* _What to work on_: Copy every line that holds "Average".

— start of Stored rows —

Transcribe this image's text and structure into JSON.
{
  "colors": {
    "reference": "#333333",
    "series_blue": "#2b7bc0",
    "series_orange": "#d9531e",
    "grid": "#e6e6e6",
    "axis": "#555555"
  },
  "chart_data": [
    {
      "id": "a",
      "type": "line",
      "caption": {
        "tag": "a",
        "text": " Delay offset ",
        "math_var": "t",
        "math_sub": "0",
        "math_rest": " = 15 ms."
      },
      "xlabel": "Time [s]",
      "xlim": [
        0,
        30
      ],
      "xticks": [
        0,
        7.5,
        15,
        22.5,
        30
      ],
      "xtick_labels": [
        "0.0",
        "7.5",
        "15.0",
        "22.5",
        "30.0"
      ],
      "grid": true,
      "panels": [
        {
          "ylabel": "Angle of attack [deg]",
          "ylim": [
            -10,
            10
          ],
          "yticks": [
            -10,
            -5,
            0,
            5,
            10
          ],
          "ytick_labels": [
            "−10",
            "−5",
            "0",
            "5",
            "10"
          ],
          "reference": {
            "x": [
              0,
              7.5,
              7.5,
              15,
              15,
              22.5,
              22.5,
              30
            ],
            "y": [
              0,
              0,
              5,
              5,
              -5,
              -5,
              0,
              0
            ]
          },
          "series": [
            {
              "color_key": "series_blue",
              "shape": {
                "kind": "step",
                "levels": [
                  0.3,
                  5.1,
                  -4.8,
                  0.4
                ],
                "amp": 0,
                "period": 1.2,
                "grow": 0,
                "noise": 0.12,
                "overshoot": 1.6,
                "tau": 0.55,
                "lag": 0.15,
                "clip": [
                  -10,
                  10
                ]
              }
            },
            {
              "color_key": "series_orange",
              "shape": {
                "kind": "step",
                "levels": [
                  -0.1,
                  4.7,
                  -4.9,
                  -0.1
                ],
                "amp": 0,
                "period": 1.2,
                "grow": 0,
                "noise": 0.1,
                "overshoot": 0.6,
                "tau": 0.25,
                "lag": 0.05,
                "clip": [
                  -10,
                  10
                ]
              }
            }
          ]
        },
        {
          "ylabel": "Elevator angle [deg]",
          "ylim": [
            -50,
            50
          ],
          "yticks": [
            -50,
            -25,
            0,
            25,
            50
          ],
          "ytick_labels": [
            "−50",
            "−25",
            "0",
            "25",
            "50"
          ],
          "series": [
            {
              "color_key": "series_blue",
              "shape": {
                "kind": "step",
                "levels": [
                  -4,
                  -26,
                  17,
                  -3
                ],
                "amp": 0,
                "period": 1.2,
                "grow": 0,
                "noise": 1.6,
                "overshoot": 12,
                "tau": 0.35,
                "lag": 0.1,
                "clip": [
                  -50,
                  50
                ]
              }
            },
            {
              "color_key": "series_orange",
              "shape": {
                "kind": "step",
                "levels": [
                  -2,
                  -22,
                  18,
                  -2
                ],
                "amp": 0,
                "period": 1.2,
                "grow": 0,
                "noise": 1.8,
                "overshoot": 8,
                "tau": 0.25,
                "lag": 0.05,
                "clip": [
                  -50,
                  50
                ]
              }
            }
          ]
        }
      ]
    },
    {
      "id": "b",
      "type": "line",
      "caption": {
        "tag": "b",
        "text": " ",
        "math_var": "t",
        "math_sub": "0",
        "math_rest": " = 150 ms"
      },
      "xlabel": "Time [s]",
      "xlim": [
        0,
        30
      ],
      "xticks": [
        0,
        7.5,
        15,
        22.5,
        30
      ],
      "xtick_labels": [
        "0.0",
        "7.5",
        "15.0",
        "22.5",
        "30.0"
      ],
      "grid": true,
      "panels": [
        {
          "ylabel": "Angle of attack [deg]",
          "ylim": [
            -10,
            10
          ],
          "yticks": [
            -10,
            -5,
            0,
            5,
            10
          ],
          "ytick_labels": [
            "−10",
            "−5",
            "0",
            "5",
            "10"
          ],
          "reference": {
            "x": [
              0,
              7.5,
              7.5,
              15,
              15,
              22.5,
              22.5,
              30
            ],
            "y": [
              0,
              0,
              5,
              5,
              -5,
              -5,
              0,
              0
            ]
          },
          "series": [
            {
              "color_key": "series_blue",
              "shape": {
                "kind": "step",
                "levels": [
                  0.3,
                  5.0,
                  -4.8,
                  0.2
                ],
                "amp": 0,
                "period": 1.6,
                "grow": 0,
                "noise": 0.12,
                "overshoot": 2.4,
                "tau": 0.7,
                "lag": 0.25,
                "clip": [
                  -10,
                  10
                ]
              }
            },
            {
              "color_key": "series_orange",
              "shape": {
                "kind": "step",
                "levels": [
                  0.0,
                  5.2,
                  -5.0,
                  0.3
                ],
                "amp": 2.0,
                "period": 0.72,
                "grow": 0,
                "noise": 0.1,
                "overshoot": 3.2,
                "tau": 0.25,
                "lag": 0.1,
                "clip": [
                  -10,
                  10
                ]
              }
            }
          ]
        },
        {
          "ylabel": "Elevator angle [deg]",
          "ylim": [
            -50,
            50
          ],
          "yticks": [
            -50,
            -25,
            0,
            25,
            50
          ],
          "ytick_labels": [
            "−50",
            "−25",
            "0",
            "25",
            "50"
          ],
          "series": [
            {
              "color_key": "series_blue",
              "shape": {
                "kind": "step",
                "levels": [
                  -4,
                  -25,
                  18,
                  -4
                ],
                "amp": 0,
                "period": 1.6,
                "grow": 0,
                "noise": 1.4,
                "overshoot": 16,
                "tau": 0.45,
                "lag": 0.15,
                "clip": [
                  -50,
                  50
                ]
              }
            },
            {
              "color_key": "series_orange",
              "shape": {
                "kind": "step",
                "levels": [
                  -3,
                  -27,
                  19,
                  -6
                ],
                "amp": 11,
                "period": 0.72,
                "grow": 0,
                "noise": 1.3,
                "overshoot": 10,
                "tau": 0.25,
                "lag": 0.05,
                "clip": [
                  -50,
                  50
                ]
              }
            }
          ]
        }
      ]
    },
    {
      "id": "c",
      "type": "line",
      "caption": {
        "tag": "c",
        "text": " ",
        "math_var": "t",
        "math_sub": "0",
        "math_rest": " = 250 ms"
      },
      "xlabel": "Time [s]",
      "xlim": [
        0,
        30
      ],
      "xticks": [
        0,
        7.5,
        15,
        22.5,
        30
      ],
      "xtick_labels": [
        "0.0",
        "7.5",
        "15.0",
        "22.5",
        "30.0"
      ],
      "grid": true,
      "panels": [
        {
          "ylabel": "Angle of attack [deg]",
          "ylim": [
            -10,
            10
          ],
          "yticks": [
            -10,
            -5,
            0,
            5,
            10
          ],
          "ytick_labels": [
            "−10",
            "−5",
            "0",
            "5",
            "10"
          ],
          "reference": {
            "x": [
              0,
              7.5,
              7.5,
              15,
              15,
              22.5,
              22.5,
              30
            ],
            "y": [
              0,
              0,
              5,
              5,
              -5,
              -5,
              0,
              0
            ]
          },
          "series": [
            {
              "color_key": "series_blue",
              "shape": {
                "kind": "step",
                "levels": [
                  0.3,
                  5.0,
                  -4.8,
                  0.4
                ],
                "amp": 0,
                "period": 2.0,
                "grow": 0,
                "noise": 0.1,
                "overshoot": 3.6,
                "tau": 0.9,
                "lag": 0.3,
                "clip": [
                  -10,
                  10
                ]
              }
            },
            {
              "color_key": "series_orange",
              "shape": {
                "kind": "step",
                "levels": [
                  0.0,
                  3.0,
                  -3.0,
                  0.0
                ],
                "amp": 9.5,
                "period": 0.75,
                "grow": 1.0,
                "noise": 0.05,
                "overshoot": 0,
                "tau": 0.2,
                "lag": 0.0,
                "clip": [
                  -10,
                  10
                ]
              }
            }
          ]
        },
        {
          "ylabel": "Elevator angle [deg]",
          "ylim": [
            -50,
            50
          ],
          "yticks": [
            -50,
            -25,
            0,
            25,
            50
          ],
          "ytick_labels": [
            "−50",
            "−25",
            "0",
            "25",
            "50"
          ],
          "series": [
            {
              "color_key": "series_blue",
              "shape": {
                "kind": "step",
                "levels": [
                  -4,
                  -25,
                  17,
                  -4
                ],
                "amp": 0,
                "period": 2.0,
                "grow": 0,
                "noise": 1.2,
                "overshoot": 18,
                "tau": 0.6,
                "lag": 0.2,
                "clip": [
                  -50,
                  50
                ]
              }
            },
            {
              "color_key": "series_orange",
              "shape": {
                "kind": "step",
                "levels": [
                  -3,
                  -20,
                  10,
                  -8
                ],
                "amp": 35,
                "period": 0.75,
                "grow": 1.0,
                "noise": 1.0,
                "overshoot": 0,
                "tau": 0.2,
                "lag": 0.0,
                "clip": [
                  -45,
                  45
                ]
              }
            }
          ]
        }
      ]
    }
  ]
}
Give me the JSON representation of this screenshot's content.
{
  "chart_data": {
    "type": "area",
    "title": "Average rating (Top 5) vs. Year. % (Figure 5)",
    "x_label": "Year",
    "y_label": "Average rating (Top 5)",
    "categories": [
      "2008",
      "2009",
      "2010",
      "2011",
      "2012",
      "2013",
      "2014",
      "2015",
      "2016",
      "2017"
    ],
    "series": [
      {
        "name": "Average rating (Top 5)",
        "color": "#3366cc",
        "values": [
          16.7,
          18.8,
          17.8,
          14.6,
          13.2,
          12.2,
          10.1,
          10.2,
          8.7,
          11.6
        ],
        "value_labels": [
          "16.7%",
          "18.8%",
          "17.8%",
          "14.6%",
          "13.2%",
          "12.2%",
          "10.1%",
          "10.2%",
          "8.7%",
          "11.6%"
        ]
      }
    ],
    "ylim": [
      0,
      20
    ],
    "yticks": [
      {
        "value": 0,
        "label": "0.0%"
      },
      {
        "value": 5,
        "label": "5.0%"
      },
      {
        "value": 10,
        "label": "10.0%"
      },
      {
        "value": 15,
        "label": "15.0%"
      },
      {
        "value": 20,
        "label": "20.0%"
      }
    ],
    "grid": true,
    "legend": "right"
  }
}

— end of Stored rows —

* _The response_:
    "title": "Average rating (Top 5) vs. Year. % (Figure 5)",
    "y_label": "Average rating (Top 5)",
        "name": "Average rating (Top 5)",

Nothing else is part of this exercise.